Direction:
Copy out the stored records word for word, starting at the first line and ending at the line that contains "table-icon[interactable] <box>6 170", both lines included.

(Stored records)

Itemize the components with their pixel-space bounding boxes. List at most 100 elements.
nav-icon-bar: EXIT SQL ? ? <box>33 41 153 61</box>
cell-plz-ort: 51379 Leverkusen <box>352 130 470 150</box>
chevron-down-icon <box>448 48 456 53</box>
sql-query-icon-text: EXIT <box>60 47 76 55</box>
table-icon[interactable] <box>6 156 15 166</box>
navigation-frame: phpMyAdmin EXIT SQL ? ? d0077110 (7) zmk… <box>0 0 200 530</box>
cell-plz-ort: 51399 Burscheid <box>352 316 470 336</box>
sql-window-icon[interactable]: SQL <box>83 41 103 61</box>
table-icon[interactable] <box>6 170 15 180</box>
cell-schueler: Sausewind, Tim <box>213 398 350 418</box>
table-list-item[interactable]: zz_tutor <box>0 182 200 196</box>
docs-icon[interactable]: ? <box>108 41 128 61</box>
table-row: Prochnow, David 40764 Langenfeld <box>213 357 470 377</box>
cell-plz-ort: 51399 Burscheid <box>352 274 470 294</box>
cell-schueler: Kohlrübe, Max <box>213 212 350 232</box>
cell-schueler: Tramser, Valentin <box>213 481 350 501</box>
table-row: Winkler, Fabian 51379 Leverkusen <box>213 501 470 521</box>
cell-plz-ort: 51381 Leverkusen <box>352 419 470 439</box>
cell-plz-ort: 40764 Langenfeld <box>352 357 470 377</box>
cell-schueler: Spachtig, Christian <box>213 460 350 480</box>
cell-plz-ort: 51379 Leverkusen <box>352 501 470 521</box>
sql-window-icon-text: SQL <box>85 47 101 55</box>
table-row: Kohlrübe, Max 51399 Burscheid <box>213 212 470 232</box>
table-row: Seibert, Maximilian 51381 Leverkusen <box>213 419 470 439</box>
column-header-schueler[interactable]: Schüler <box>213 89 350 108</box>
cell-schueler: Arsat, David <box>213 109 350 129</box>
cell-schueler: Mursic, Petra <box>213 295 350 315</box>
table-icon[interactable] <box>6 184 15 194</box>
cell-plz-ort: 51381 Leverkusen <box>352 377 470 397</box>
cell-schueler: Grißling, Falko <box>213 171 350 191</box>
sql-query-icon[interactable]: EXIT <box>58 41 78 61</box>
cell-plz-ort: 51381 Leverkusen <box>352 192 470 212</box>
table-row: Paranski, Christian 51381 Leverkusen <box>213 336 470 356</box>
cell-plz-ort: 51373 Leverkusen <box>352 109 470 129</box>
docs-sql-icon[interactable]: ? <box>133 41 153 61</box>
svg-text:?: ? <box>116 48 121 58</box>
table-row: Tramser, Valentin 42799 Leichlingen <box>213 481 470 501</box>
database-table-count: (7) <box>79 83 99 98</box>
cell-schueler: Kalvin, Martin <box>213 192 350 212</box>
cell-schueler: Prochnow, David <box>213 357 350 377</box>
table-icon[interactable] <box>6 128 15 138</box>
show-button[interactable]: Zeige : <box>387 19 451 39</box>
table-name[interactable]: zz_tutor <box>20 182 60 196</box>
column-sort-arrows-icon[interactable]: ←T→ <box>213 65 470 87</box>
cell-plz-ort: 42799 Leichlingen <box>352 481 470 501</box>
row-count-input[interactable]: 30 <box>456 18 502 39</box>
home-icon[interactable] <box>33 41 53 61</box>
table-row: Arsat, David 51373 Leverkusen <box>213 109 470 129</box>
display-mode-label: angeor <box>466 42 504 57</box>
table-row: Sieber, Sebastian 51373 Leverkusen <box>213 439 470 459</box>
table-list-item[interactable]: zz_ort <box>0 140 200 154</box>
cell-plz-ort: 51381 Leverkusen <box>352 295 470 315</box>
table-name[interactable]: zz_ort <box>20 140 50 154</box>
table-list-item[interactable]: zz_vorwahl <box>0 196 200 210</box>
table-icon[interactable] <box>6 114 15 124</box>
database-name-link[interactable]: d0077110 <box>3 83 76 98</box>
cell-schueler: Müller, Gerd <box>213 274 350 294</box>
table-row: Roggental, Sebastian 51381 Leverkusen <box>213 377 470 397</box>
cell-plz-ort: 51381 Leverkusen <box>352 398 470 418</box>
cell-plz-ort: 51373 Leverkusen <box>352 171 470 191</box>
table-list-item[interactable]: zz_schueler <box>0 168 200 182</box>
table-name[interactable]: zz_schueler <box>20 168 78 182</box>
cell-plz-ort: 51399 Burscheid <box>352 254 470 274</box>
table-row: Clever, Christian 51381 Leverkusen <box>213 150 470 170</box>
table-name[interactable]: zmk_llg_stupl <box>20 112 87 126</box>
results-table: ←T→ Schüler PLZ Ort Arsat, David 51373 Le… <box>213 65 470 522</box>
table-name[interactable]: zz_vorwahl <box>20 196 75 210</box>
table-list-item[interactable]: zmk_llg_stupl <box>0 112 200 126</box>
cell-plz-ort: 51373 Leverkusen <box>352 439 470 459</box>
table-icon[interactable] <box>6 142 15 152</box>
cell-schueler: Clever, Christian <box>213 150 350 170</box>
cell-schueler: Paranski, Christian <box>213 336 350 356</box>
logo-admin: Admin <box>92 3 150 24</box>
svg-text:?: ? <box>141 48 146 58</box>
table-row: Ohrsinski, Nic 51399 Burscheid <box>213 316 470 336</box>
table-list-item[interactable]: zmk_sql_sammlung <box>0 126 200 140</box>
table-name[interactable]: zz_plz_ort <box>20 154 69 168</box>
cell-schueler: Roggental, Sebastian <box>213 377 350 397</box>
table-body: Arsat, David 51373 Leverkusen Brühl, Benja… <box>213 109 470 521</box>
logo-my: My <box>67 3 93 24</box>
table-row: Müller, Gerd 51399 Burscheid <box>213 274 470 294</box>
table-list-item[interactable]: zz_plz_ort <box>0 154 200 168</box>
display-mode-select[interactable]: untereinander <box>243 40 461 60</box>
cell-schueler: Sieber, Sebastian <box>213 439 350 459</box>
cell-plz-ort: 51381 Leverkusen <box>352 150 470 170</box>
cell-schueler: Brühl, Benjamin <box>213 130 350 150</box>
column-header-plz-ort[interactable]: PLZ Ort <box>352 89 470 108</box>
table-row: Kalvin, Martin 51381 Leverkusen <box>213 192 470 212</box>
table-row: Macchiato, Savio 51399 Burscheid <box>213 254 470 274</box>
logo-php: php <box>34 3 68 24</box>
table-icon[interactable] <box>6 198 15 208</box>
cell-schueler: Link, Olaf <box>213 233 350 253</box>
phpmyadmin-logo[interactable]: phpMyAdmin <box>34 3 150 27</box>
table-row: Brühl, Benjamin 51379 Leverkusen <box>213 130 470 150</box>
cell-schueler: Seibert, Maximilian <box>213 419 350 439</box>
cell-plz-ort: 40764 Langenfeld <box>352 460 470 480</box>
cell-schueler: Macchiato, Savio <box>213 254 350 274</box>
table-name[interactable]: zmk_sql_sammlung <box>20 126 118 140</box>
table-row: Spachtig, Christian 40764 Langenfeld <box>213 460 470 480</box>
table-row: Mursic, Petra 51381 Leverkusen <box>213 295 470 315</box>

Answer to this exercise:
Itemize the components with their pixel-space bounding boxes. List at most 100 elements.
nav-icon-bar: EXIT SQL ? ? <box>33 41 153 61</box>
cell-plz-ort: 51379 Leverkusen <box>352 130 470 150</box>
chevron-down-icon <box>448 48 456 53</box>
sql-query-icon-text: EXIT <box>60 47 76 55</box>
table-icon[interactable] <box>6 156 15 166</box>
navigation-frame: phpMyAdmin EXIT SQL ? ? d0077110 (7) zmk… <box>0 0 200 530</box>
cell-plz-ort: 51399 Burscheid <box>352 316 470 336</box>
sql-window-icon[interactable]: SQL <box>83 41 103 61</box>
table-icon[interactable] <box>6 170 15 180</box>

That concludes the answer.